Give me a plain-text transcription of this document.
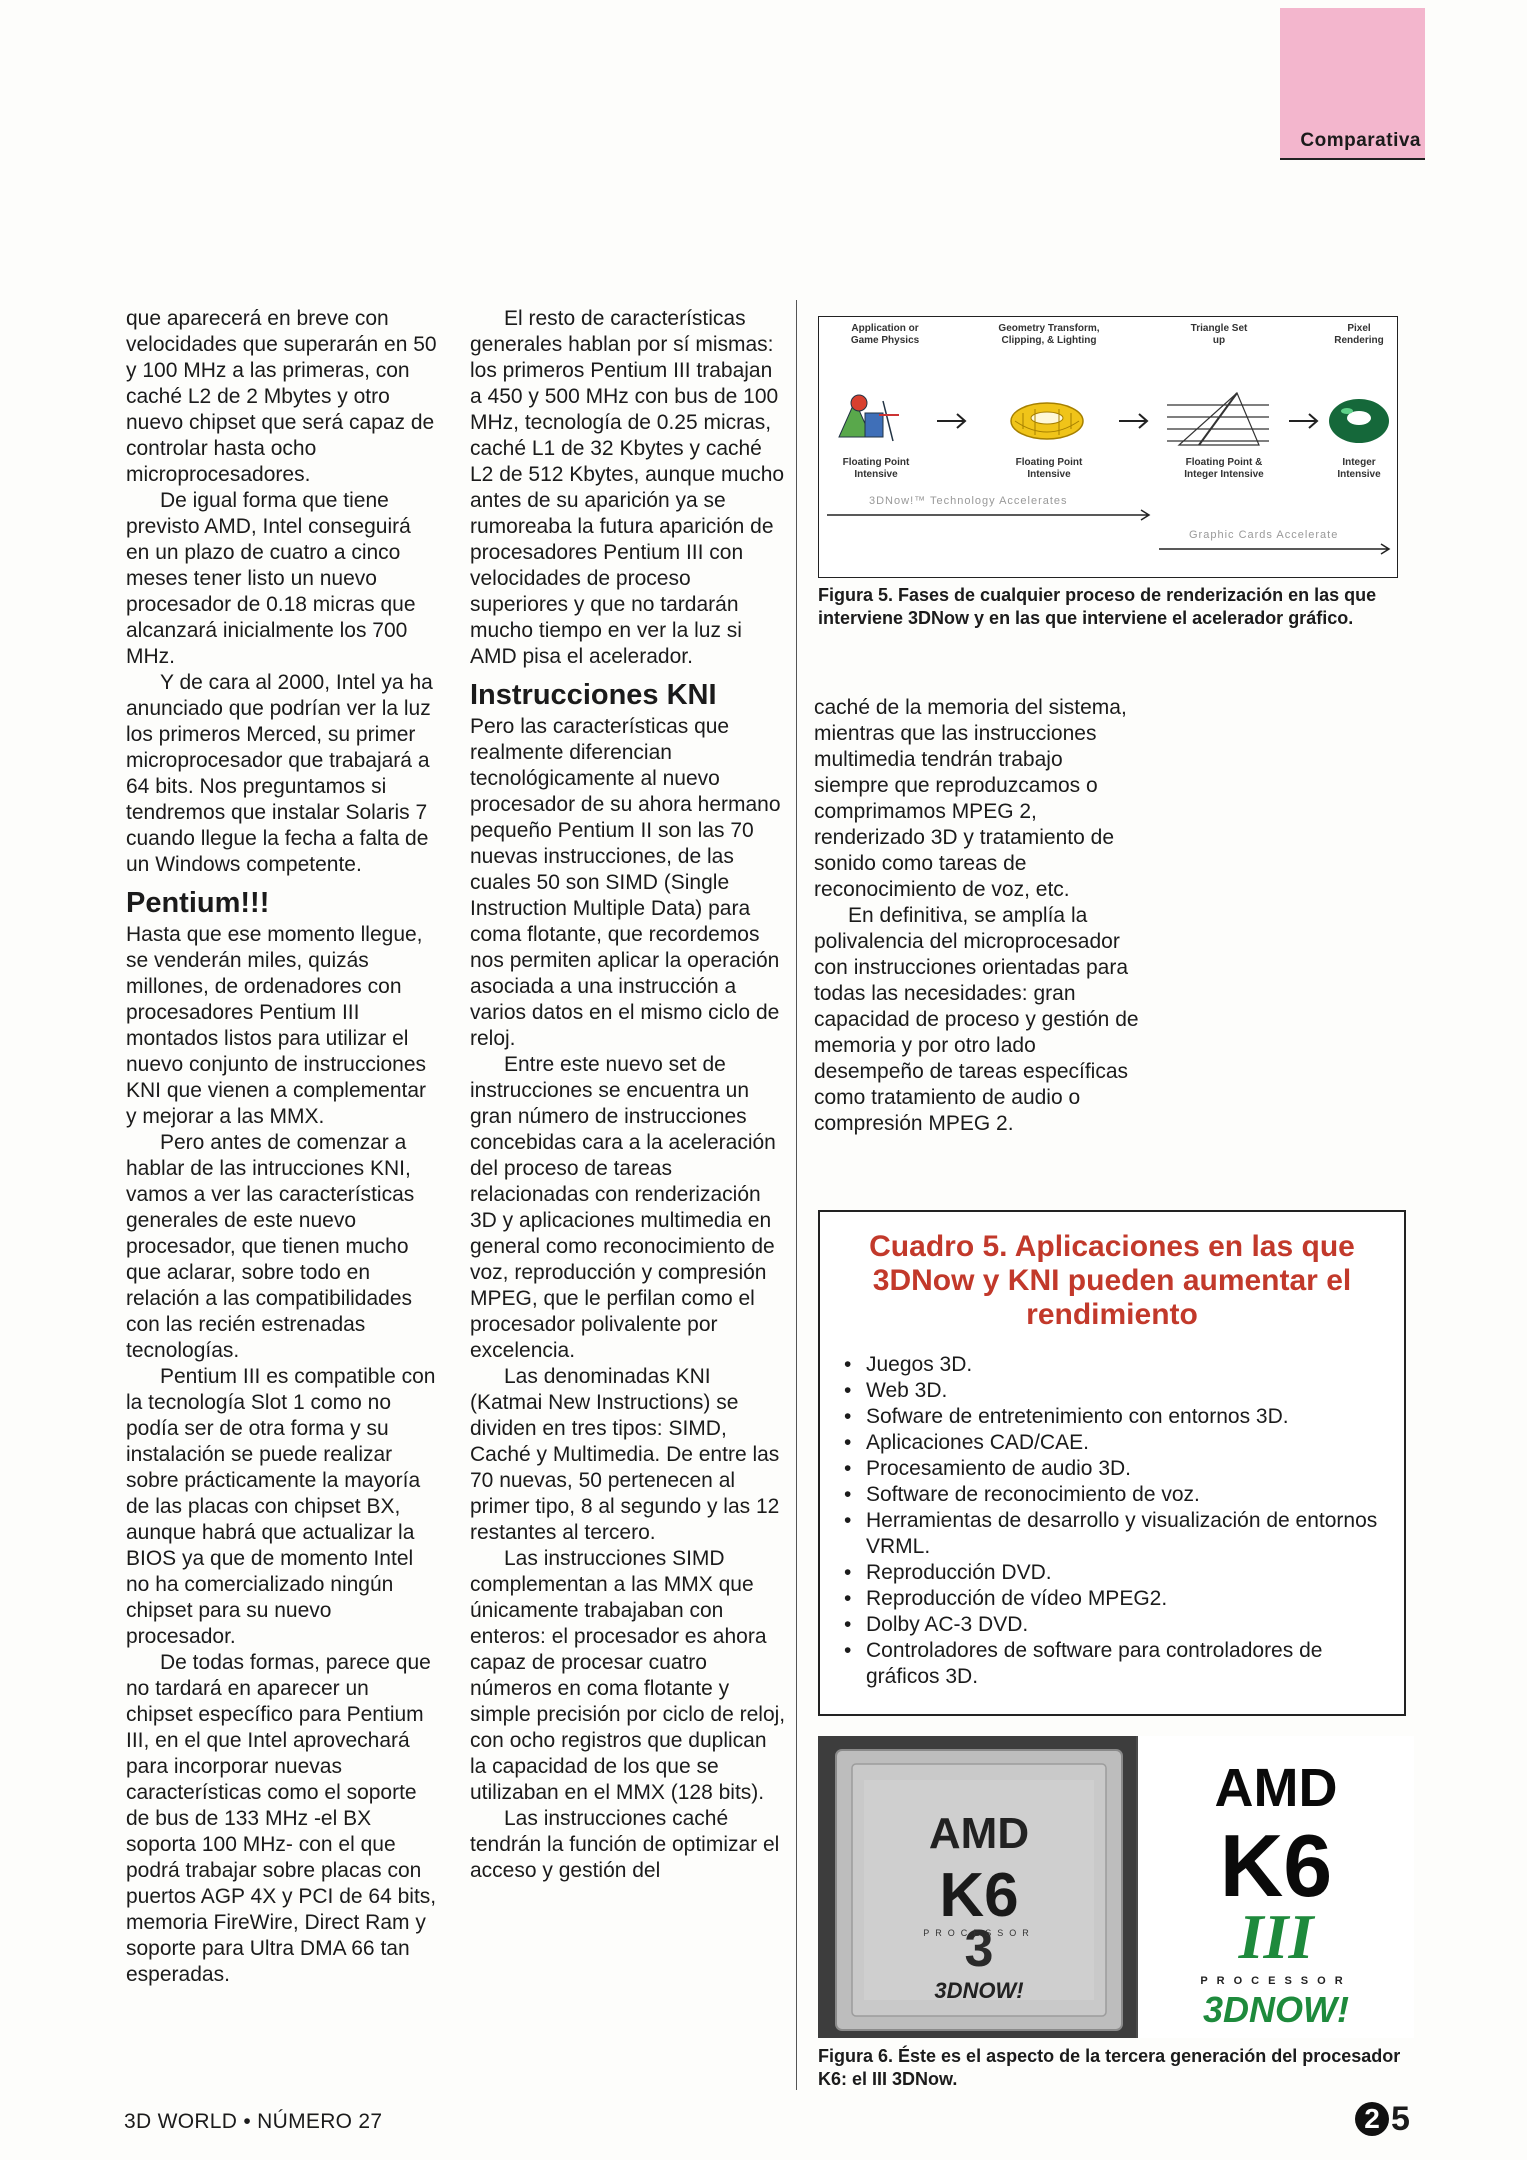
Comparativa

que aparecerá en breve con velocidades que superarán en 50 y 100 MHz a las primeras, con caché L2 de 2 Mbytes y otro nuevo chipset que será capaz de controlar hasta ocho microprocesadores.

De igual forma que tiene previsto AMD, Intel conseguirá en un plazo de cuatro a cinco meses tener listo un nuevo procesador de 0.18 micras que alcanzará inicialmente los 700 MHz.

Y de cara al 2000, Intel ya ha anunciado que podrían ver la luz los primeros Merced, su primer microprocesador que trabajará a 64 bits. Nos preguntamos si tendremos que instalar Solaris 7 cuando llegue la fecha a falta de un Windows competente.

Pentium!!!

Hasta que ese momento llegue, se venderán miles, quizás millones, de ordenadores con procesadores Pentium III montados listos para utilizar el nuevo conjunto de instrucciones KNI que vienen a complementar y mejorar a las MMX.

Pero antes de comenzar a hablar de las intrucciones KNI, vamos a ver las características generales de este nuevo procesador, que tienen mucho que aclarar, sobre todo en relación a las compatibilidades con las recién estrenadas tecnologías.

Pentium III es compatible con la tecnología Slot 1 como no podía ser de otra forma y su instalación se puede realizar sobre prácticamente la mayoría de las placas con chipset BX, aunque habrá que actualizar la BIOS ya que de momento Intel no ha comercializado ningún chipset para su nuevo procesador.

De todas formas, parece que no tardará en aparecer un chipset específico para Pentium III, en el que Intel aprovechará para incorporar nuevas características como el soporte de bus de 133 MHz -el BX soporta 100 MHz- con el que podrá trabajar sobre placas con puertos AGP 4X y PCI de 64 bits, memoria FireWire, Direct Ram y soporte para Ultra DMA 66 tan esperadas.

El resto de características generales hablan por sí mismas: los primeros Pentium III trabajan a 450 y 500 MHz con bus de 100 MHz, tecnología de 0.25 micras, caché L1 de 32 Kbytes y caché L2 de 512 Kbytes, aunque mucho antes de su aparición ya se rumoreaba la futura aparición de procesadores Pentium III con velocidades de proceso superiores y que no tardarán mucho tiempo en ver la luz si AMD pisa el acelerador.

Instrucciones KNI

Pero las características que realmente diferencian tecnológicamente al nuevo procesador de su ahora hermano pequeño Pentium II son las 70 nuevas instrucciones, de las cuales 50 son SIMD (Single Instruction Multiple Data) para coma flotante, que recordemos nos permiten aplicar la operación asociada a una instrucción a varios datos en el mismo ciclo de reloj.

Entre este nuevo set de instrucciones se encuentra un gran número de instrucciones concebidas cara a la aceleración del proceso de tareas relacionadas con renderización 3D y aplicaciones multimedia en general como reconocimiento de voz, reproducción y compresión MPEG, que le perfilan como el procesador polivalente por excelencia.

Las denominadas KNI (Katmai New Instructions) se dividen en tres tipos: SIMD, Caché y Multimedia. De entre las 70 nuevas, 50 pertenecen al primer tipo, 8 al segundo y las 12 restantes al tercero.

Las instrucciones SIMD complementan a las MMX que únicamente trabajaban con enteros: el procesador es ahora capaz de procesar cuatro números en coma flotante y simple precisión por ciclo de reloj, con ocho registros que duplican la capacidad de los que se utilizaban en el MMX (128 bits).

Las instrucciones caché tendrán la función de optimizar el acceso y gestión del

Application or Game Physics
Geometry Transform, Clipping, & Lighting
Triangle Set up
Pixel Rendering
Floating Point Intensive
Floating Point Intensive
Floating Point & Integer Intensive
Integer Intensive
3DNow!™ Technology Accelerates
Graphic Cards Accelerate
Figura 5. Fases de cualquier proceso de renderización en las que interviene 3DNow y en las que interviene el acelerador gráfico.

caché de la memoria del sistema, mientras que las instrucciones multimedia tendrán trabajo siempre que reproduzcamos o comprimamos MPEG 2, renderizado 3D y tratamiento de sonido como tareas de reconocimiento de voz, etc.

En definitiva, se amplía la polivalencia del microprocesador con instrucciones orientadas para todas las necesidades: gran capacidad de proceso y gestión de memoria y por otro lado desempeño de tareas específicas como tratamiento de audio o compresión MPEG 2.

Cuadro 5. Aplicaciones en las que 3DNow y KNI pueden aumentar el rendimiento
• Juegos 3D.
• Web 3D.
• Sofware de entretenimiento con entornos 3D.
• Aplicaciones CAD/CAE.
• Procesamiento de audio 3D.
• Software de reconocimiento de voz.
• Herramientas de desarrollo y visualización de entornos VRML.
• Reproducción DVD.
• Reproducción de vídeo MPEG2.
• Dolby AC-3 DVD.
• Controladores de software para controladores de gráficos 3D.
AMD
K6
3
PROCESSOR
3DNOW!
AMD
K6
III
PROCESSOR
3DNOW!
Figura 6. Éste es el aspecto de la tercera generación del procesador K6: el III 3DNow.
3D WORLD • NÚMERO 27	2 5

**What to do**
Quote the material in full and exactly; do not carry over its pictures.

**Response below**
Give me a plain-text transcription of this document.
Comparativa

que aparecerá en breve con velocidades que superarán en 50 y 100 MHz a las primeras, con caché L2 de 2 Mbytes y otro nuevo chipset que será capaz de controlar hasta ocho microprocesadores.

De igual forma que tiene previsto AMD, Intel conseguirá en un plazo de cuatro a cinco meses tener listo un nuevo procesador de 0.18 micras que alcanzará inicialmente los 700 MHz.

Y de cara al 2000, Intel ya ha anunciado que podrían ver la luz los primeros Merced, su primer microprocesador que trabajará a 64 bits. Nos preguntamos si tendremos que instalar Solaris 7 cuando llegue la fecha a falta de un Windows competente.

Pentium!!!

Hasta que ese momento llegue, se venderán miles, quizás millones, de ordenadores con procesadores Pentium III montados listos para utilizar el nuevo conjunto de instrucciones KNI que vienen a complementar y mejorar a las MMX.

Pero antes de comenzar a hablar de las intrucciones KNI, vamos a ver las características generales de este nuevo procesador, que tienen mucho que aclarar, sobre todo en relación a las compatibilidades con las recién estrenadas tecnologías.

Pentium III es compatible con la tecnología Slot 1 como no podía ser de otra forma y su instalación se puede realizar sobre prácticamente la mayoría de las placas con chipset BX, aunque habrá que actualizar la BIOS ya que de momento Intel no ha comercializado ningún chipset para su nuevo procesador.

De todas formas, parece que no tardará en aparecer un chipset específico para Pentium III, en el que Intel aprovechará para incorporar nuevas características como el soporte de bus de 133 MHz -el BX soporta 100 MHz- con el que podrá trabajar sobre placas con puertos AGP 4X y PCI de 64 bits, memoria FireWire, Direct Ram y soporte para Ultra DMA 66 tan esperadas.

El resto de características generales hablan por sí mismas: los primeros Pentium III trabajan a 450 y 500 MHz con bus de 100 MHz, tecnología de 0.25 micras, caché L1 de 32 Kbytes y caché L2 de 512 Kbytes, aunque mucho antes de su aparición ya se rumoreaba la futura aparición de procesadores Pentium III con velocidades de proceso superiores y que no tardarán mucho tiempo en ver la luz si AMD pisa el acelerador.

Instrucciones KNI

Pero las características que realmente diferencian tecnológicamente al nuevo procesador de su ahora hermano pequeño Pentium II son las 70 nuevas instrucciones, de las cuales 50 son SIMD (Single Instruction Multiple Data) para coma flotante, que recordemos nos permiten aplicar la operación asociada a una instrucción a varios datos en el mismo ciclo de reloj.

Entre este nuevo set de instrucciones se encuentra un gran número de instrucciones concebidas cara a la aceleración del proceso de tareas relacionadas con renderización 3D y aplicaciones multimedia en general como reconocimiento de voz, reproducción y compresión MPEG, que le perfilan como el procesador polivalente por excelencia.

Las denominadas KNI (Katmai New Instructions) se dividen en tres tipos: SIMD, Caché y Multimedia. De entre las 70 nuevas, 50 pertenecen al primer tipo, 8 al segundo y las 12 restantes al tercero.

Las instrucciones SIMD complementan a las MMX que únicamente trabajaban con enteros: el procesador es ahora capaz de procesar cuatro números en coma flotante y simple precisión por ciclo de reloj, con ocho registros que duplican la capacidad de los que se utilizaban en el MMX (128 bits).

Las instrucciones caché tendrán la función de optimizar el acceso y gestión del

Application or Game Physics
Geometry Transform, Clipping, & Lighting
Triangle Set up
Pixel Rendering
Floating Point Intensive
Floating Point Intensive
Floating Point & Integer Intensive
Integer Intensive
3DNow!™ Technology Accelerates
Graphic Cards Accelerate
Figura 5. Fases de cualquier proceso de renderización en las que interviene 3DNow y en las que interviene el acelerador gráfico.

caché de la memoria del sistema, mientras que las instrucciones multimedia tendrán trabajo siempre que reproduzcamos o comprimamos MPEG 2, renderizado 3D y tratamiento de sonido como tareas de reconocimiento de voz, etc.

En definitiva, se amplía la polivalencia del microprocesador con instrucciones orientadas para todas las necesidades: gran capacidad de proceso y gestión de memoria y por otro lado desempeño de tareas específicas como tratamiento de audio o compresión MPEG 2.

Cuadro 5. Aplicaciones en las que 3DNow y KNI pueden aumentar el rendimiento
• Juegos 3D.
• Web 3D.
• Sofware de entretenimiento con entornos 3D.
• Aplicaciones CAD/CAE.
• Procesamiento de audio 3D.
• Software de reconocimiento de voz.
• Herramientas de desarrollo y visualización de entornos VRML.
• Reproducción DVD.
• Reproducción de vídeo MPEG2.
• Dolby AC-3 DVD.
• Controladores de software para controladores de gráficos 3D.
AMD
K6
3
PROCESSOR
3DNOW!
AMD
K6
III
PROCESSOR
3DNOW!
Figura 6. Éste es el aspecto de la tercera generación del procesador K6: el III 3DNow.
3D WORLD • NÚMERO 27	2 5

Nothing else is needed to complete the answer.